[Begin DATA RECORDS]

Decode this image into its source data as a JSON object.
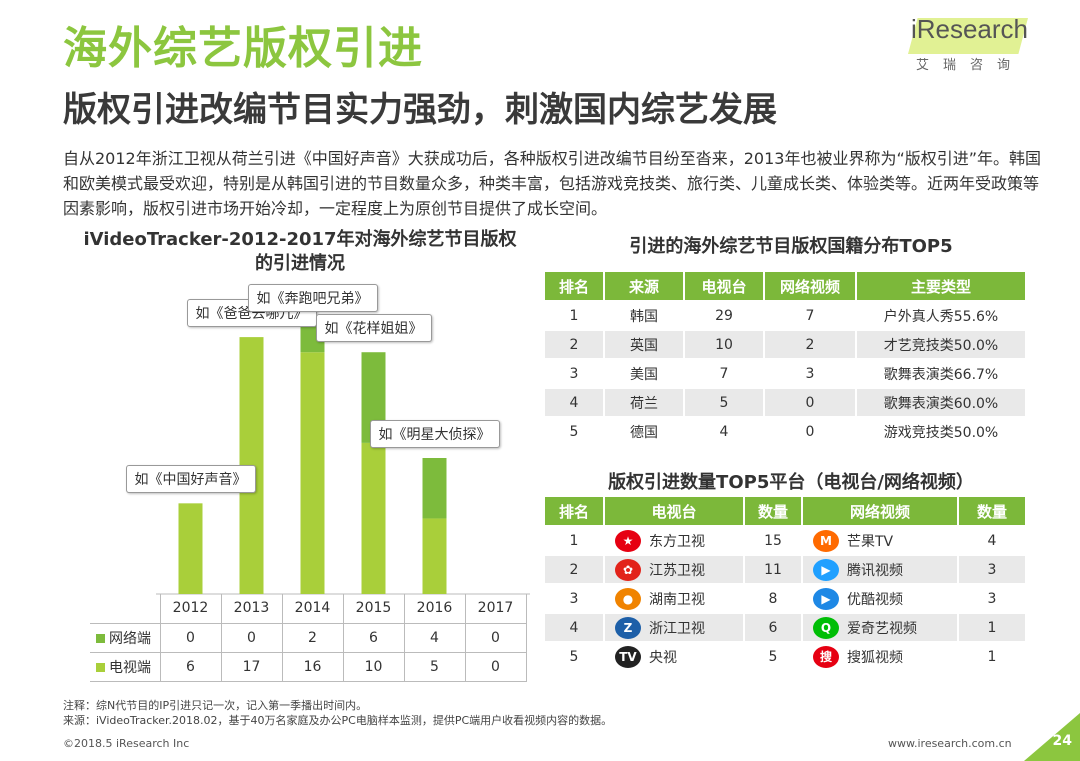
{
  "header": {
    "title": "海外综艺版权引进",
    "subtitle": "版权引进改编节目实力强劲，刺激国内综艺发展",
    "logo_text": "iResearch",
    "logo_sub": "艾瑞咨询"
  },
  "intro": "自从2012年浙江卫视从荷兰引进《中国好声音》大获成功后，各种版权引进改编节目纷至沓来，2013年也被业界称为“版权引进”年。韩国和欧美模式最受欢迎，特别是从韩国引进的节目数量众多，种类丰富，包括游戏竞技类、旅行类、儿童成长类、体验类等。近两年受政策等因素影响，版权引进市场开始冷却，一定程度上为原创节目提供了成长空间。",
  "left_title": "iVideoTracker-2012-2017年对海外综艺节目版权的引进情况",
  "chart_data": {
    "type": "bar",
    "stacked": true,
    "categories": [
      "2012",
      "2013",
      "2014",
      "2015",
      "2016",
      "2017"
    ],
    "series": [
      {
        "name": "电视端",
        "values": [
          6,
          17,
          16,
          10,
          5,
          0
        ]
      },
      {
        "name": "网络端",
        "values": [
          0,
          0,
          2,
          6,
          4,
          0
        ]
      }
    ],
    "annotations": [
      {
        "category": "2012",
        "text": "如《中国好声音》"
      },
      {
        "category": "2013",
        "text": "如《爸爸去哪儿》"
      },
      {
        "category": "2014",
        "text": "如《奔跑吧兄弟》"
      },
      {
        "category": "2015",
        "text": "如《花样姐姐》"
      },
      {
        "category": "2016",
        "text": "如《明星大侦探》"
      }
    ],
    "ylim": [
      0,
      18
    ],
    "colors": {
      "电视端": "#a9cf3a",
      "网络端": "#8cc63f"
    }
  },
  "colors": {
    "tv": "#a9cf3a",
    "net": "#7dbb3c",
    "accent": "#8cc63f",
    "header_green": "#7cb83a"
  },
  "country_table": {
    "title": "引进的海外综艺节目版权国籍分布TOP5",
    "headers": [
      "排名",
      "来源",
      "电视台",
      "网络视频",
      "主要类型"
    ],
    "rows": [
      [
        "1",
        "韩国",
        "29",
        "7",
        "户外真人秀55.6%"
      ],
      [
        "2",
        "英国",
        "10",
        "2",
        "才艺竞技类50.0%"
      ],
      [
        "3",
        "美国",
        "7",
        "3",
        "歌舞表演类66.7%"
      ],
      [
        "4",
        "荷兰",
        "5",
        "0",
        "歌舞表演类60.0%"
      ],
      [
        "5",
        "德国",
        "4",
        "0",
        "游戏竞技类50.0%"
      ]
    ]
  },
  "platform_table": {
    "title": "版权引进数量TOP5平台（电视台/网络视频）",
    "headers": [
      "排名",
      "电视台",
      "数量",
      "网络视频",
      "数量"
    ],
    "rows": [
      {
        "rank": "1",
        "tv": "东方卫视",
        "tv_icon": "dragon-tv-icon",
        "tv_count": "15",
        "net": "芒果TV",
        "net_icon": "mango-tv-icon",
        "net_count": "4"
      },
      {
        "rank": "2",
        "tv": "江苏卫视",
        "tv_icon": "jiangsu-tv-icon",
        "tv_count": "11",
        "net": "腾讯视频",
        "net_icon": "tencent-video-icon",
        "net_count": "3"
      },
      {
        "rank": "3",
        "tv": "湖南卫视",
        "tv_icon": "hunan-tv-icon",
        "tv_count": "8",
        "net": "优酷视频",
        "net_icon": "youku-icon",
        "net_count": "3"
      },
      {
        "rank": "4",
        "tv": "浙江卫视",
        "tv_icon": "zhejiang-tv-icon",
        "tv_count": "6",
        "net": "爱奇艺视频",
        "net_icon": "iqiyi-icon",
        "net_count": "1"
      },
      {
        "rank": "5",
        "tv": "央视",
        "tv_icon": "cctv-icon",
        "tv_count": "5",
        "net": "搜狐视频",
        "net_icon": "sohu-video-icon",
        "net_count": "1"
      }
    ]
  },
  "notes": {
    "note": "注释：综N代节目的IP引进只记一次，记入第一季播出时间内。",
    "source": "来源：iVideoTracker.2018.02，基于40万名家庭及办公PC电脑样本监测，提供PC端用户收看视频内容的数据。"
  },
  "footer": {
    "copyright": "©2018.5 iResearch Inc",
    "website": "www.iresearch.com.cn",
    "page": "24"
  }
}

[End DATA RECORDS]

== INSTRUCTIONS TO FOLLOW ==
Give the data again exactly as written, with all pictures left out.

== OUTPUT ==
Decode this image into its source data as a JSON object.
{
  "header": {
    "title": "海外综艺版权引进",
    "subtitle": "版权引进改编节目实力强劲，刺激国内综艺发展",
    "logo_text": "iResearch",
    "logo_sub": "艾瑞咨询"
  },
  "intro": "自从2012年浙江卫视从荷兰引进《中国好声音》大获成功后，各种版权引进改编节目纷至沓来，2013年也被业界称为“版权引进”年。韩国和欧美模式最受欢迎，特别是从韩国引进的节目数量众多，种类丰富，包括游戏竞技类、旅行类、儿童成长类、体验类等。近两年受政策等因素影响，版权引进市场开始冷却，一定程度上为原创节目提供了成长空间。",
  "left_title": "iVideoTracker-2012-2017年对海外综艺节目版权的引进情况",
  "chart_data": {
    "type": "bar",
    "stacked": true,
    "categories": [
      "2012",
      "2013",
      "2014",
      "2015",
      "2016",
      "2017"
    ],
    "series": [
      {
        "name": "电视端",
        "values": [
          6,
          17,
          16,
          10,
          5,
          0
        ]
      },
      {
        "name": "网络端",
        "values": [
          0,
          0,
          2,
          6,
          4,
          0
        ]
      }
    ],
    "annotations": [
      {
        "category": "2012",
        "text": "如《中国好声音》"
      },
      {
        "category": "2013",
        "text": "如《爸爸去哪儿》"
      },
      {
        "category": "2014",
        "text": "如《奔跑吧兄弟》"
      },
      {
        "category": "2015",
        "text": "如《花样姐姐》"
      },
      {
        "category": "2016",
        "text": "如《明星大侦探》"
      }
    ],
    "ylim": [
      0,
      18
    ],
    "colors": {
      "电视端": "#a9cf3a",
      "网络端": "#8cc63f"
    }
  },
  "colors": {
    "tv": "#a9cf3a",
    "net": "#7dbb3c",
    "accent": "#8cc63f",
    "header_green": "#7cb83a"
  },
  "country_table": {
    "title": "引进的海外综艺节目版权国籍分布TOP5",
    "headers": [
      "排名",
      "来源",
      "电视台",
      "网络视频",
      "主要类型"
    ],
    "rows": [
      [
        "1",
        "韩国",
        "29",
        "7",
        "户外真人秀55.6%"
      ],
      [
        "2",
        "英国",
        "10",
        "2",
        "才艺竞技类50.0%"
      ],
      [
        "3",
        "美国",
        "7",
        "3",
        "歌舞表演类66.7%"
      ],
      [
        "4",
        "荷兰",
        "5",
        "0",
        "歌舞表演类60.0%"
      ],
      [
        "5",
        "德国",
        "4",
        "0",
        "游戏竞技类50.0%"
      ]
    ]
  },
  "platform_table": {
    "title": "版权引进数量TOP5平台（电视台/网络视频）",
    "headers": [
      "排名",
      "电视台",
      "数量",
      "网络视频",
      "数量"
    ],
    "rows": [
      {
        "rank": "1",
        "tv": "东方卫视",
        "tv_icon": "dragon-tv-icon",
        "tv_count": "15",
        "net": "芒果TV",
        "net_icon": "mango-tv-icon",
        "net_count": "4"
      },
      {
        "rank": "2",
        "tv": "江苏卫视",
        "tv_icon": "jiangsu-tv-icon",
        "tv_count": "11",
        "net": "腾讯视频",
        "net_icon": "tencent-video-icon",
        "net_count": "3"
      },
      {
        "rank": "3",
        "tv": "湖南卫视",
        "tv_icon": "hunan-tv-icon",
        "tv_count": "8",
        "net": "优酷视频",
        "net_icon": "youku-icon",
        "net_count": "3"
      },
      {
        "rank": "4",
        "tv": "浙江卫视",
        "tv_icon": "zhejiang-tv-icon",
        "tv_count": "6",
        "net": "爱奇艺视频",
        "net_icon": "iqiyi-icon",
        "net_count": "1"
      },
      {
        "rank": "5",
        "tv": "央视",
        "tv_icon": "cctv-icon",
        "tv_count": "5",
        "net": "搜狐视频",
        "net_icon": "sohu-video-icon",
        "net_count": "1"
      }
    ]
  },
  "notes": {
    "note": "注释：综N代节目的IP引进只记一次，记入第一季播出时间内。",
    "source": "来源：iVideoTracker.2018.02，基于40万名家庭及办公PC电脑样本监测，提供PC端用户收看视频内容的数据。"
  },
  "footer": {
    "copyright": "©2018.5 iResearch Inc",
    "website": "www.iresearch.com.cn",
    "page": "24"
  }
}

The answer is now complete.